Exercise brief:
Every record below is to be retyped exactly.

---------- Supplied material

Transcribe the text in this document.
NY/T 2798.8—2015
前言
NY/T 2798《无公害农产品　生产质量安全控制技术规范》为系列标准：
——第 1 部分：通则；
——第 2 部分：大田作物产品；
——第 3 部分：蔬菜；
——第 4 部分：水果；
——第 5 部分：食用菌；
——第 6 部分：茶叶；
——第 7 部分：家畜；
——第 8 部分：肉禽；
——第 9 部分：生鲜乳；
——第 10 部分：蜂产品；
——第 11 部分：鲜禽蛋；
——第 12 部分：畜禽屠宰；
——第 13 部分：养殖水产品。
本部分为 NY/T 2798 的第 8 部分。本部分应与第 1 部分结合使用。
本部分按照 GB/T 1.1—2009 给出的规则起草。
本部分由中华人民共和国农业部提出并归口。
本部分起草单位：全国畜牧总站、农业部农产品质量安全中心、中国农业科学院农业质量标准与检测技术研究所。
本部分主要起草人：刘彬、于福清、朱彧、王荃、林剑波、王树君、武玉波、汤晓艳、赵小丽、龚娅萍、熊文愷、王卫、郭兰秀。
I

--------------------

Answer to this problem:
Transcribe the text in this document.
NY/T 2798.8—2015
前言
NY/T 2798《无公害农产品　生产质量安全控制技术规范》为系列标准：
——第 1 部分：通则；
——第 2 部分：大田作物产品；
——第 3 部分：蔬菜；
——第 4 部分：水果；
——第 5 部分：食用菌；
——第 6 部分：茶叶；
——第 7 部分：家畜；
——第 8 部分：肉禽；
——第 9 部分：生鲜乳；
——第 10 部分：蜂产品；
——第 11 部分：鲜禽蛋；
——第 12 部分：畜禽屠宰；
——第 13 部分：养殖水产品。
本部分为 NY/T 2798 的第 8 部分。本部分应与第 1 部分结合使用。
本部分按照 GB/T 1.1—2009 给出的规则起草。
本部分由中华人民共和国农业部提出并归口。
本部分起草单位：全国畜牧总站、农业部农产品质量安全中心、中国农业科学院农业质量标准与检测技术研究所。
本部分主要起草人：刘彬、于福清、朱彧、王荃、林剑波、王树君、武玉波、汤晓艳、赵小丽、龚娅萍、熊文愷、王卫、郭兰秀。
I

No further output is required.